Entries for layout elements
╭──

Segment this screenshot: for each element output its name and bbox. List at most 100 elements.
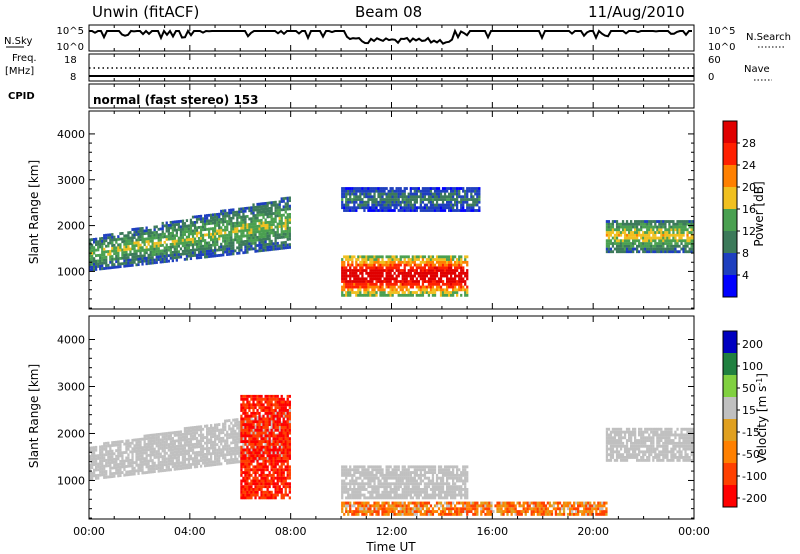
- power-cell: [450, 258, 453, 261]
- velocity-cell: [195, 465, 199, 469]
- velocity-cell: [274, 434, 277, 438]
- power-cell: [165, 251, 168, 255]
- power-cell: [466, 288, 469, 292]
- velocity-cell: [266, 479, 269, 483]
- power-cell: [419, 288, 422, 292]
- velocity-cell: [280, 457, 283, 460]
- power-cell: [371, 255, 374, 259]
- power-cell: [678, 236, 681, 240]
- power-cell: [435, 198, 439, 201]
- power-cell: [95, 268, 98, 271]
- velocity-cell: [260, 476, 263, 480]
- power-cell: [268, 229, 271, 232]
- velocity-cell: [99, 465, 102, 469]
- power-cell: [125, 253, 128, 257]
- power-cell: [345, 195, 348, 199]
- power-cell: [250, 211, 253, 215]
- power-cell: [153, 231, 156, 234]
- velocity-cell: [179, 436, 183, 440]
- velocity-cell: [278, 406, 281, 410]
- power-cell: [458, 200, 461, 204]
- power-cell: [349, 274, 352, 278]
- velocity-cell: [197, 459, 201, 463]
- power-cell: [474, 187, 477, 190]
- velocity-cell: [183, 430, 187, 433]
- velocity-cell: [250, 496, 253, 500]
- velocity-cell: [163, 452, 166, 455]
- power-cell: [123, 237, 126, 241]
- power-cell: [367, 280, 370, 283]
- power-cell: [666, 250, 669, 254]
- power-cell: [161, 257, 164, 261]
- power-cell: [248, 206, 251, 210]
- power-cell: [234, 213, 237, 217]
- power-cell: [427, 280, 431, 283]
- power-cell: [361, 255, 364, 259]
- power-cell: [185, 238, 189, 242]
- velocity-cell: [266, 496, 269, 500]
- velocity-cell: [214, 426, 217, 430]
- power-cell: [133, 244, 136, 248]
- velocity-cell: [187, 457, 191, 461]
- power-cell: [187, 235, 191, 239]
- power-cell: [648, 228, 651, 232]
- velocity-cell: [214, 434, 217, 438]
- velocity-cell: [266, 485, 269, 489]
- power-cell: [642, 239, 645, 243]
- power-cell: [341, 258, 344, 261]
- velocity-cell: [185, 429, 189, 433]
- power-cell: [363, 192, 366, 196]
- power-cell: [343, 274, 346, 278]
- power-cell: [254, 230, 257, 234]
- power-cell: [466, 203, 469, 207]
- power-cell: [244, 229, 247, 232]
- velocity-cell: [161, 446, 164, 450]
- velocity-cell: [89, 455, 92, 459]
- power-cell: [407, 206, 410, 210]
- power-cell: [405, 203, 408, 207]
- power-cell: [668, 236, 671, 240]
- power-cell: [343, 187, 346, 190]
- power-cell: [670, 242, 673, 245]
- power-cell: [199, 225, 203, 229]
- velocity-cell: [99, 448, 102, 452]
- power-cell: [258, 246, 261, 250]
- power-cell: [431, 187, 435, 190]
- power-cell: [692, 244, 694, 248]
- velocity-cell: [177, 461, 180, 465]
- power-cell: [375, 274, 378, 278]
- velocity-cell: [157, 435, 160, 439]
- velocity-cell: [183, 458, 187, 462]
- power-cell: [284, 227, 287, 231]
- velocity-cell: [208, 430, 211, 433]
- power-cell: [621, 250, 625, 254]
- power-cell: [167, 229, 170, 233]
- velocity-cell: [276, 411, 279, 415]
- power-cell: [163, 240, 166, 244]
- power-cell: [95, 254, 98, 258]
- velocity-cell: [95, 460, 98, 463]
- power-cell: [103, 253, 106, 257]
- velocity-cell: [173, 465, 176, 468]
- power-cell: [379, 189, 382, 193]
- velocity-cell: [95, 468, 98, 472]
- power-cell: [355, 269, 358, 272]
- velocity-cell: [262, 426, 265, 429]
- velocity-cell: [274, 471, 277, 475]
- velocity-cell: [250, 459, 253, 463]
- power-cell: [433, 266, 437, 270]
- power-cell: [115, 251, 118, 255]
- power-cell: [676, 233, 679, 237]
- velocity-cell: [274, 409, 277, 412]
- velocity-cell: [242, 442, 245, 446]
- power-cell: [365, 293, 368, 297]
- velocity-cell: [262, 445, 265, 449]
- velocity-cell: [262, 417, 265, 421]
- velocity-cell: [125, 456, 128, 460]
- power-cell: [145, 229, 148, 233]
- power-cell: [230, 230, 233, 234]
- velocity-cell: [264, 476, 267, 480]
- velocity-cell: [91, 460, 94, 464]
- power-cell: [201, 253, 205, 256]
- power-cell: [395, 274, 398, 278]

╰──

## Exercise task
Please rewrite the material above as a numbered list, dropping blank lines and leaving the pictures out.

## Right answer
1. Segment this screenshot: for each element output its name and bbox. List at most 100 elements.
2. - power-cell: [450, 258, 453, 261]
3. - velocity-cell: [195, 465, 199, 469]
4. - velocity-cell: [274, 434, 277, 438]
5. - power-cell: [165, 251, 168, 255]
6. - power-cell: [466, 288, 469, 292]
7. - velocity-cell: [266, 479, 269, 483]
8. - power-cell: [419, 288, 422, 292]
9. - velocity-cell: [280, 457, 283, 460]
10. - power-cell: [371, 255, 374, 259]
11. - power-cell: [678, 236, 681, 240]
12. - power-cell: [435, 198, 439, 201]
13. - power-cell: [95, 268, 98, 271]
14. - velocity-cell: [260, 476, 263, 480]
15. - power-cell: [268, 229, 271, 232]
16. - velocity-cell: [99, 465, 102, 469]
17. - power-cell: [125, 253, 128, 257]
18. - power-cell: [345, 195, 348, 199]
19. - power-cell: [250, 211, 253, 215]
20. - power-cell: [153, 231, 156, 234]
21. - velocity-cell: [179, 436, 183, 440]
22. - velocity-cell: [278, 406, 281, 410]
23. - power-cell: [458, 200, 461, 204]
24. - power-cell: [349, 274, 352, 278]
25. - velocity-cell: [197, 459, 201, 463]
26. - power-cell: [474, 187, 477, 190]
27. - velocity-cell: [183, 430, 187, 433]
28. - velocity-cell: [250, 496, 253, 500]
29. - velocity-cell: [163, 452, 166, 455]
30. - power-cell: [123, 237, 126, 241]
31. - power-cell: [367, 280, 370, 283]
32. - power-cell: [666, 250, 669, 254]
33. - power-cell: [161, 257, 164, 261]
34. - power-cell: [248, 206, 251, 210]
35. - power-cell: [234, 213, 237, 217]
36. - power-cell: [427, 280, 431, 283]
37. - power-cell: [361, 255, 364, 259]
38. - power-cell: [185, 238, 189, 242]
39. - velocity-cell: [266, 496, 269, 500]
40. - velocity-cell: [214, 426, 217, 430]
41. - power-cell: [133, 244, 136, 248]
42. - velocity-cell: [187, 457, 191, 461]
43. - power-cell: [187, 235, 191, 239]
44. - power-cell: [648, 228, 651, 232]
45. - velocity-cell: [214, 434, 217, 438]
46. - velocity-cell: [266, 485, 269, 489]
47. - power-cell: [642, 239, 645, 243]
48. - power-cell: [341, 258, 344, 261]
49. - velocity-cell: [185, 429, 189, 433]
50. - power-cell: [363, 192, 366, 196]
51. - power-cell: [343, 274, 346, 278]
52. - power-cell: [254, 230, 257, 234]
53. - power-cell: [466, 203, 469, 207]
54. - power-cell: [244, 229, 247, 232]
55. - velocity-cell: [161, 446, 164, 450]
56. - velocity-cell: [89, 455, 92, 459]
57. - power-cell: [407, 206, 410, 210]
58. - power-cell: [405, 203, 408, 207]
59. - power-cell: [668, 236, 671, 240]
60. - power-cell: [343, 187, 346, 190]
61. - power-cell: [670, 242, 673, 245]
62. - power-cell: [199, 225, 203, 229]
63. - velocity-cell: [99, 448, 102, 452]
64. - power-cell: [258, 246, 261, 250]
65. - power-cell: [431, 187, 435, 190]
66. - power-cell: [692, 244, 694, 248]
67. - velocity-cell: [177, 461, 180, 465]
68. - power-cell: [375, 274, 378, 278]
69. - velocity-cell: [157, 435, 160, 439]
70. - velocity-cell: [183, 458, 187, 462]
71. - power-cell: [284, 227, 287, 231]
72. - velocity-cell: [208, 430, 211, 433]
73. - power-cell: [621, 250, 625, 254]
74. - power-cell: [167, 229, 170, 233]
75. - velocity-cell: [276, 411, 279, 415]
76. - power-cell: [163, 240, 166, 244]
77. - power-cell: [95, 254, 98, 258]
78. - velocity-cell: [95, 460, 98, 463]
79. - power-cell: [103, 253, 106, 257]
80. - velocity-cell: [173, 465, 176, 468]
81. - power-cell: [379, 189, 382, 193]
82. - velocity-cell: [95, 468, 98, 472]
83. - power-cell: [355, 269, 358, 272]
84. - velocity-cell: [262, 426, 265, 429]
85. - velocity-cell: [274, 471, 277, 475]
86. - velocity-cell: [250, 459, 253, 463]
87. - power-cell: [433, 266, 437, 270]
88. - power-cell: [115, 251, 118, 255]
89. - power-cell: [676, 233, 679, 237]
90. - velocity-cell: [274, 409, 277, 412]
91. - velocity-cell: [242, 442, 245, 446]
92. - power-cell: [365, 293, 368, 297]
93. - velocity-cell: [262, 445, 265, 449]
94. - velocity-cell: [262, 417, 265, 421]
95. - velocity-cell: [125, 456, 128, 460]
96. - power-cell: [145, 229, 148, 233]
97. - power-cell: [230, 230, 233, 234]
98. - velocity-cell: [264, 476, 267, 480]
99. - velocity-cell: [91, 460, 94, 464]
100. - power-cell: [201, 253, 205, 256]
101. - power-cell: [395, 274, 398, 278]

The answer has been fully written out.